#### Set exercise:
Show only lines that include "title".

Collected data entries
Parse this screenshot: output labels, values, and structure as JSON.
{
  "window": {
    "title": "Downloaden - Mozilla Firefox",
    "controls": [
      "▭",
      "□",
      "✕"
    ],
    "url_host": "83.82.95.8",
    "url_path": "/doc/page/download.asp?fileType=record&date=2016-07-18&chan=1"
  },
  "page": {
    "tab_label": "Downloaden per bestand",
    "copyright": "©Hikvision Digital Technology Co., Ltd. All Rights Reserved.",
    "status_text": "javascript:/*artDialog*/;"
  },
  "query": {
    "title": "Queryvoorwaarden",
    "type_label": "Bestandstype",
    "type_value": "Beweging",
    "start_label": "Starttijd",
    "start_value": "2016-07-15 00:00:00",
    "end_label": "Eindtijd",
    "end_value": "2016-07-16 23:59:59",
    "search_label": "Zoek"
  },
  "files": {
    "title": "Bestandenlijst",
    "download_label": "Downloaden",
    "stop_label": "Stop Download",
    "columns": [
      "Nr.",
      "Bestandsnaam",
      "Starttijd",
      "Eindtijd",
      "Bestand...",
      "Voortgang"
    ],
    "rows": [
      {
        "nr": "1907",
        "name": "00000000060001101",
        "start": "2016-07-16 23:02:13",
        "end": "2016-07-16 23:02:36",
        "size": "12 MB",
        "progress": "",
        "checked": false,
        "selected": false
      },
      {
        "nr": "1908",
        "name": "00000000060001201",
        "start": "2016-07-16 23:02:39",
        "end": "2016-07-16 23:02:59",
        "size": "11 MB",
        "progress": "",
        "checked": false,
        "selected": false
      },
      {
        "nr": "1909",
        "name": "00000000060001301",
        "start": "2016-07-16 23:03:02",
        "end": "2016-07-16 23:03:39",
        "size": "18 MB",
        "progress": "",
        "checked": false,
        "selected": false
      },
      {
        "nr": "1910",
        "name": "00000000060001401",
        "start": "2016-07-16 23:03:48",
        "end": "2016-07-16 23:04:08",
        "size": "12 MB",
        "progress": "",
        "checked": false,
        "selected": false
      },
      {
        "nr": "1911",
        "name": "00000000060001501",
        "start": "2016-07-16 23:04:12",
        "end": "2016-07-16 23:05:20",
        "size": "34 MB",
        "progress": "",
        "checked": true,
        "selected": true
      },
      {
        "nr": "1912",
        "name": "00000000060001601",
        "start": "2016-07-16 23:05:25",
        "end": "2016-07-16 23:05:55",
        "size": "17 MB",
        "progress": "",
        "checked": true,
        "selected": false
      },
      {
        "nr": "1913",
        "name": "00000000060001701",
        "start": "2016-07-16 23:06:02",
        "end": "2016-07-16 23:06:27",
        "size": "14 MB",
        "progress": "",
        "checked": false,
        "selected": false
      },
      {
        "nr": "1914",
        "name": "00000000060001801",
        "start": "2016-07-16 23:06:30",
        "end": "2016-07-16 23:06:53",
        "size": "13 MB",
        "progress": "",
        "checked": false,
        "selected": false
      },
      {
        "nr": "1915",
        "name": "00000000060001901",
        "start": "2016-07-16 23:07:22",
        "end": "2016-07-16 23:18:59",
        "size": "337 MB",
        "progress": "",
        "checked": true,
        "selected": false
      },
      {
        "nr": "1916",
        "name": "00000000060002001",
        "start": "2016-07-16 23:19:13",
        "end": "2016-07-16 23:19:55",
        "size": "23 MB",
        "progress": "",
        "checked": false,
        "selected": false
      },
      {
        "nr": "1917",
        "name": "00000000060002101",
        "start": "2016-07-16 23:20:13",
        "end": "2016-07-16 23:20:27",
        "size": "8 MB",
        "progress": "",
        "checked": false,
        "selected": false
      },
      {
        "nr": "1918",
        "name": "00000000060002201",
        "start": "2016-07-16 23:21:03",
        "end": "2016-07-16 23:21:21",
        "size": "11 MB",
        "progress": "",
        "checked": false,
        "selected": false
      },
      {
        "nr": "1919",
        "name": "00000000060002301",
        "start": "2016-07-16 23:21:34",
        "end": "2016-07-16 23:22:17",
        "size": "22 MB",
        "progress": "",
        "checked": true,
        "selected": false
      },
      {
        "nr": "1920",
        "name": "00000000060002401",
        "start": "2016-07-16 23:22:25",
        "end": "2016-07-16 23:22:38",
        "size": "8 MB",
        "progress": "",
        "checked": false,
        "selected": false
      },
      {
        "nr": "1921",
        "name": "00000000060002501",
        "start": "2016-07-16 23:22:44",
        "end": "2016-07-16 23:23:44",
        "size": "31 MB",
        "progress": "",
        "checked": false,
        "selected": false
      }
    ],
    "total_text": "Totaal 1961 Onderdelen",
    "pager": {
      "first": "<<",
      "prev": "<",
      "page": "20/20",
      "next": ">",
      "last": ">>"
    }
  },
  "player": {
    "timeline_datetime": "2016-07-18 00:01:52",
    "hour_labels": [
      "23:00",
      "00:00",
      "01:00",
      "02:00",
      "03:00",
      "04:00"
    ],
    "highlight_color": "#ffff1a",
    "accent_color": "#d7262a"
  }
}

#### Task solution:
    "title": "Downloaden - Mozilla Firefox",
    "title": "Queryvoorwaarden",
    "title": "Bestandenlijst",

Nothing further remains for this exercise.